## Challenge
Find and copy every line in the records that includes the string "color".
++++++++++++++++++++
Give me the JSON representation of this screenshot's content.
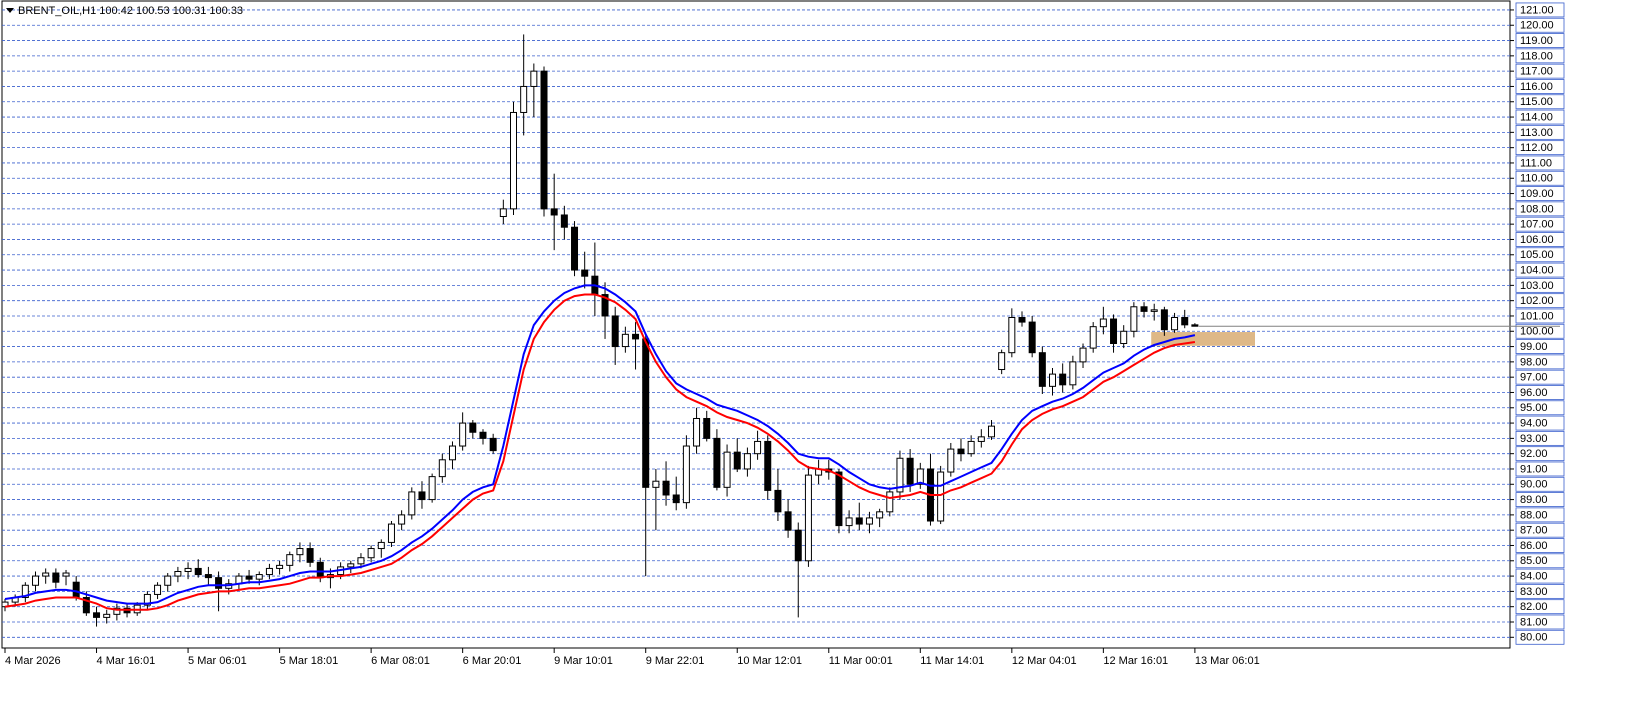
{
  "chart_data": {
    "type": "candlestick",
    "title": "BRENT_OIL,H1  100.42 100.53 100.31 100.33",
    "categories": [
      "4 Mar 2026",
      null,
      null,
      null,
      null,
      null,
      null,
      null,
      null,
      "4 Mar 16:01",
      null,
      null,
      null,
      null,
      null,
      null,
      null,
      null,
      "5 Mar 06:01",
      null,
      null,
      null,
      null,
      null,
      null,
      null,
      null,
      "5 Mar 18:01",
      null,
      null,
      null,
      null,
      null,
      null,
      null,
      null,
      "6 Mar 08:01",
      null,
      null,
      null,
      null,
      null,
      null,
      null,
      null,
      "6 Mar 20:01",
      null,
      null,
      null,
      null,
      null,
      null,
      null,
      null,
      "9 Mar 10:01",
      null,
      null,
      null,
      null,
      null,
      null,
      null,
      null,
      "9 Mar 22:01",
      null,
      null,
      null,
      null,
      null,
      null,
      null,
      null,
      "10 Mar 12:01",
      null,
      null,
      null,
      null,
      null,
      null,
      null,
      null,
      "11 Mar 00:01",
      null,
      null,
      null,
      null,
      null,
      null,
      null,
      null,
      "11 Mar 14:01",
      null,
      null,
      null,
      null,
      null,
      null,
      null,
      null,
      "12 Mar 04:01",
      null,
      null,
      null,
      null,
      null,
      null,
      null,
      null,
      "12 Mar 16:01",
      null,
      null,
      null,
      null,
      null,
      null,
      null,
      null,
      "13 Mar 06:01"
    ],
    "ohlc": [
      [
        82,
        82.5,
        81.7,
        82.3
      ],
      [
        82.3,
        82.8,
        82,
        82.6
      ],
      [
        82.6,
        83.6,
        82.3,
        83.4
      ],
      [
        83.4,
        84.3,
        83,
        84
      ],
      [
        84,
        84.5,
        83.5,
        84.2
      ],
      [
        84.2,
        84.5,
        83.2,
        83.6
      ],
      [
        84,
        84.4,
        83.4,
        84.2
      ],
      [
        83.6,
        84,
        82.4,
        82.6
      ],
      [
        82.6,
        83,
        81.4,
        81.6
      ],
      [
        81.6,
        82,
        80.7,
        81.3
      ],
      [
        81.3,
        81.8,
        80.9,
        81.5
      ],
      [
        81.5,
        82.2,
        81.1,
        81.9
      ],
      [
        81.9,
        82.2,
        81.3,
        81.6
      ],
      [
        81.6,
        82.3,
        81.4,
        82.1
      ],
      [
        82.1,
        83,
        81.8,
        82.8
      ],
      [
        82.8,
        83.6,
        82.5,
        83.4
      ],
      [
        83.4,
        84.2,
        83,
        84
      ],
      [
        84,
        84.6,
        83.6,
        84.3
      ],
      [
        84.3,
        84.9,
        83.8,
        84.5
      ],
      [
        84.5,
        85.1,
        83.9,
        84.1
      ],
      [
        84.1,
        84.6,
        83.4,
        83.9
      ],
      [
        83.9,
        84.3,
        81.7,
        83.2
      ],
      [
        83.2,
        83.8,
        82.8,
        83.5
      ],
      [
        83.5,
        84.2,
        83.1,
        84
      ],
      [
        84,
        84.4,
        83.5,
        83.8
      ],
      [
        83.8,
        84.3,
        83.4,
        84.1
      ],
      [
        84.1,
        84.8,
        83.8,
        84.5
      ],
      [
        84.5,
        85,
        84.1,
        84.7
      ],
      [
        84.7,
        85.6,
        84.3,
        85.4
      ],
      [
        85.4,
        86.2,
        84.9,
        85.8
      ],
      [
        85.8,
        86.2,
        84.6,
        84.9
      ],
      [
        84.9,
        85.2,
        83.6,
        83.9
      ],
      [
        83.9,
        84.5,
        83.2,
        84.1
      ],
      [
        84.1,
        84.9,
        83.8,
        84.6
      ],
      [
        84.6,
        85,
        84.2,
        84.8
      ],
      [
        84.8,
        85.5,
        84.5,
        85.2
      ],
      [
        85.2,
        86,
        84.9,
        85.8
      ],
      [
        85.8,
        86.4,
        85.2,
        86.2
      ],
      [
        86.2,
        87.6,
        85.9,
        87.4
      ],
      [
        87.4,
        88.3,
        87,
        88
      ],
      [
        88,
        89.8,
        87.7,
        89.5
      ],
      [
        89.5,
        90.2,
        88.4,
        89
      ],
      [
        89,
        90.7,
        88.8,
        90.5
      ],
      [
        90.5,
        92,
        90.1,
        91.6
      ],
      [
        91.6,
        92.8,
        91,
        92.5
      ],
      [
        92.5,
        94.7,
        92.2,
        94
      ],
      [
        94,
        94.2,
        93,
        93.4
      ],
      [
        93.4,
        93.6,
        92.6,
        93
      ],
      [
        93,
        93.3,
        92,
        92.2
      ],
      [
        107.5,
        108.6,
        107,
        108
      ],
      [
        108,
        115,
        107.6,
        114.3
      ],
      [
        114.3,
        119.4,
        112.8,
        116
      ],
      [
        116,
        117.5,
        114,
        117
      ],
      [
        117,
        117.3,
        107.5,
        108
      ],
      [
        108,
        110.3,
        105.3,
        107.6
      ],
      [
        107.6,
        108.2,
        106,
        106.8
      ],
      [
        106.8,
        107.2,
        103.6,
        104
      ],
      [
        104,
        105.2,
        102.8,
        103.6
      ],
      [
        103.6,
        105.8,
        101,
        102.4
      ],
      [
        102.4,
        103.2,
        99.5,
        101
      ],
      [
        101,
        101.6,
        97.8,
        99
      ],
      [
        99,
        100.3,
        98.6,
        99.8
      ],
      [
        99.8,
        100.6,
        97.5,
        99.5
      ],
      [
        99.5,
        99.8,
        84,
        89.8
      ],
      [
        89.8,
        91,
        87,
        90.2
      ],
      [
        90.2,
        91.5,
        88.6,
        89.3
      ],
      [
        89.3,
        90.5,
        88.3,
        88.8
      ],
      [
        88.8,
        93.2,
        88.4,
        92.5
      ],
      [
        92.5,
        95,
        92,
        94.3
      ],
      [
        94.3,
        94.8,
        92.8,
        93
      ],
      [
        93,
        93.6,
        89.6,
        89.8
      ],
      [
        89.8,
        92.6,
        89.2,
        92.1
      ],
      [
        92.1,
        93,
        90.8,
        91
      ],
      [
        91,
        92.4,
        90.5,
        92
      ],
      [
        92,
        93.5,
        91.6,
        92.8
      ],
      [
        92.8,
        93.2,
        89,
        89.6
      ],
      [
        89.6,
        91,
        87.6,
        88.2
      ],
      [
        88.2,
        89,
        86.5,
        87
      ],
      [
        87,
        87.5,
        81.3,
        85
      ],
      [
        85,
        91.2,
        84.6,
        90.6
      ],
      [
        90.6,
        91.6,
        90,
        91
      ],
      [
        91,
        91.6,
        90.3,
        90.8
      ],
      [
        90.8,
        91,
        86.8,
        87.3
      ],
      [
        87.3,
        88.3,
        86.8,
        87.8
      ],
      [
        87.8,
        88.8,
        87,
        87.4
      ],
      [
        87.4,
        88.2,
        86.8,
        87.8
      ],
      [
        87.8,
        88.4,
        87.2,
        88.2
      ],
      [
        88.2,
        89.8,
        87.9,
        89.5
      ],
      [
        89.5,
        92.2,
        89,
        91.7
      ],
      [
        91.7,
        92.3,
        89.5,
        90
      ],
      [
        90,
        91.4,
        89.7,
        91
      ],
      [
        91,
        92,
        87.3,
        87.6
      ],
      [
        87.6,
        91.2,
        87.4,
        90.8
      ],
      [
        90.8,
        92.7,
        90.5,
        92.3
      ],
      [
        92.3,
        93,
        91.5,
        92
      ],
      [
        92,
        93.2,
        91.8,
        92.8
      ],
      [
        92.8,
        93.6,
        92.4,
        93.1
      ],
      [
        93.1,
        94.2,
        92.9,
        93.8
      ],
      [
        97.5,
        98.8,
        97.2,
        98.6
      ],
      [
        98.6,
        101.5,
        98.3,
        100.9
      ],
      [
        100.9,
        101.3,
        100.3,
        100.6
      ],
      [
        100.6,
        101,
        98.3,
        98.6
      ],
      [
        98.6,
        99,
        95.9,
        96.4
      ],
      [
        96.4,
        97.6,
        95.8,
        97.2
      ],
      [
        97.2,
        97.9,
        96,
        96.5
      ],
      [
        96.5,
        98.4,
        96.2,
        98
      ],
      [
        98,
        99.2,
        97.6,
        98.9
      ],
      [
        98.9,
        100.6,
        98.6,
        100.3
      ],
      [
        100.3,
        101.6,
        99.8,
        100.8
      ],
      [
        100.8,
        101.1,
        98.6,
        99.2
      ],
      [
        99.2,
        100.4,
        98.9,
        100
      ],
      [
        100,
        101.9,
        99.6,
        101.6
      ],
      [
        101.6,
        101.9,
        100.9,
        101.3
      ],
      [
        101.3,
        101.8,
        100.7,
        101.4
      ],
      [
        101.4,
        101.6,
        99.7,
        100.1
      ],
      [
        100.1,
        101.2,
        99.9,
        100.9
      ],
      [
        100.9,
        101.4,
        100.2,
        100.42
      ],
      [
        100.42,
        100.53,
        100.31,
        100.33
      ]
    ],
    "series": [
      {
        "color": "#0000ff",
        "values": [
          82.5,
          82.6,
          82.7,
          82.9,
          83.0,
          83.1,
          83.1,
          83.0,
          82.8,
          82.6,
          82.4,
          82.3,
          82.2,
          82.2,
          82.2,
          82.3,
          82.6,
          82.9,
          83.1,
          83.3,
          83.4,
          83.4,
          83.4,
          83.5,
          83.6,
          83.6,
          83.7,
          83.8,
          84.0,
          84.2,
          84.3,
          84.3,
          84.3,
          84.4,
          84.5,
          84.6,
          84.8,
          85.0,
          85.3,
          85.7,
          86.2,
          86.6,
          87.1,
          87.7,
          88.3,
          89.0,
          89.5,
          89.8,
          90.0,
          92.5,
          95.5,
          98.5,
          100.4,
          101.3,
          102.0,
          102.5,
          102.8,
          103.0,
          103.0,
          102.8,
          102.4,
          101.9,
          101.3,
          99.8,
          98.5,
          97.4,
          96.6,
          96.2,
          95.9,
          95.6,
          95.2,
          95.0,
          94.8,
          94.5,
          94.2,
          93.8,
          93.3,
          92.7,
          92.0,
          91.8,
          91.7,
          91.7,
          91.3,
          90.8,
          90.4,
          90.0,
          89.8,
          89.7,
          89.8,
          89.9,
          90.1,
          89.9,
          89.9,
          90.2,
          90.5,
          90.8,
          91.1,
          91.4,
          92.3,
          93.3,
          94.2,
          94.8,
          95.1,
          95.4,
          95.6,
          95.9,
          96.3,
          96.8,
          97.3,
          97.6,
          97.9,
          98.4,
          98.8,
          99.1,
          99.3,
          99.5,
          99.6,
          99.75
        ]
      },
      {
        "color": "#ff0000",
        "values": [
          82.0,
          82.1,
          82.2,
          82.4,
          82.5,
          82.6,
          82.6,
          82.6,
          82.4,
          82.2,
          81.9,
          81.8,
          81.8,
          81.8,
          81.8,
          81.9,
          82.1,
          82.4,
          82.6,
          82.8,
          82.9,
          83.0,
          83.0,
          83.1,
          83.2,
          83.2,
          83.3,
          83.4,
          83.5,
          83.7,
          83.9,
          83.9,
          84.0,
          84.0,
          84.1,
          84.2,
          84.4,
          84.6,
          84.8,
          85.2,
          85.7,
          86.1,
          86.6,
          87.2,
          87.8,
          88.4,
          89.0,
          89.4,
          89.6,
          91.5,
          94.5,
          97.5,
          99.5,
          100.6,
          101.4,
          102.0,
          102.3,
          102.4,
          102.4,
          102.2,
          101.9,
          101.4,
          100.8,
          99.3,
          98.0,
          97.0,
          96.2,
          95.7,
          95.4,
          95.1,
          94.7,
          94.4,
          94.2,
          94.0,
          93.7,
          93.3,
          92.8,
          92.2,
          91.5,
          91.1,
          91.0,
          90.9,
          90.6,
          90.2,
          89.8,
          89.5,
          89.3,
          89.1,
          89.2,
          89.3,
          89.5,
          89.3,
          89.3,
          89.6,
          89.8,
          90.1,
          90.4,
          90.7,
          91.5,
          92.6,
          93.6,
          94.2,
          94.6,
          94.9,
          95.1,
          95.4,
          95.7,
          96.2,
          96.7,
          97.0,
          97.4,
          97.8,
          98.2,
          98.6,
          98.9,
          99.1,
          99.2,
          99.3
        ]
      }
    ],
    "zone": {
      "values": [
        99.05,
        99.95
      ],
      "color": "#deb887"
    },
    "ylim": [
      79.3,
      121.65
    ],
    "yticks": [
      {
        "value": 80,
        "label": "80.00"
      },
      {
        "value": 81,
        "label": "81.00"
      },
      {
        "value": 82,
        "label": "82.00"
      },
      {
        "value": 83,
        "label": "83.00"
      },
      {
        "value": 84,
        "label": "84.00"
      },
      {
        "value": 85,
        "label": "85.00"
      },
      {
        "value": 86,
        "label": "86.00"
      },
      {
        "value": 87,
        "label": "87.00"
      },
      {
        "value": 88,
        "label": "88.00"
      },
      {
        "value": 89,
        "label": "89.00"
      },
      {
        "value": 90,
        "label": "90.00"
      },
      {
        "value": 91,
        "label": "91.00"
      },
      {
        "value": 92,
        "label": "92.00"
      },
      {
        "value": 93,
        "label": "93.00"
      },
      {
        "value": 94,
        "label": "94.00"
      },
      {
        "value": 95,
        "label": "95.00"
      },
      {
        "value": 96,
        "label": "96.00"
      },
      {
        "value": 97,
        "label": "97.00"
      },
      {
        "value": 98,
        "label": "98.00"
      },
      {
        "value": 99,
        "label": "99.00"
      },
      {
        "value": 100,
        "label": "100.00"
      },
      {
        "value": 101,
        "label": "101.00"
      },
      {
        "value": 102,
        "label": "102.00"
      },
      {
        "value": 103,
        "label": "103.00"
      },
      {
        "value": 104,
        "label": "104.00"
      },
      {
        "value": 105,
        "label": "105.00"
      },
      {
        "value": 106,
        "label": "106.00"
      },
      {
        "value": 107,
        "label": "107.00"
      },
      {
        "value": 108,
        "label": "108.00"
      },
      {
        "value": 109,
        "label": "109.00"
      },
      {
        "value": 110,
        "label": "110.00"
      },
      {
        "value": 111,
        "label": "111.00"
      },
      {
        "value": 112,
        "label": "112.00"
      },
      {
        "value": 113,
        "label": "113.00"
      },
      {
        "value": 114,
        "label": "114.00"
      },
      {
        "value": 115,
        "label": "115.00"
      },
      {
        "value": 116,
        "label": "116.00"
      },
      {
        "value": 117,
        "label": "117.00"
      },
      {
        "value": 118,
        "label": "118.00"
      },
      {
        "value": 119,
        "label": "119.00"
      },
      {
        "value": 120,
        "label": "120.00"
      },
      {
        "value": 121,
        "label": "121.00"
      }
    ],
    "grid": true
  }
}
++++++++++++++++++++
## Solved problem
        "color": "#0000ff",
        "color": "#ff0000",
      "color": "#deb887"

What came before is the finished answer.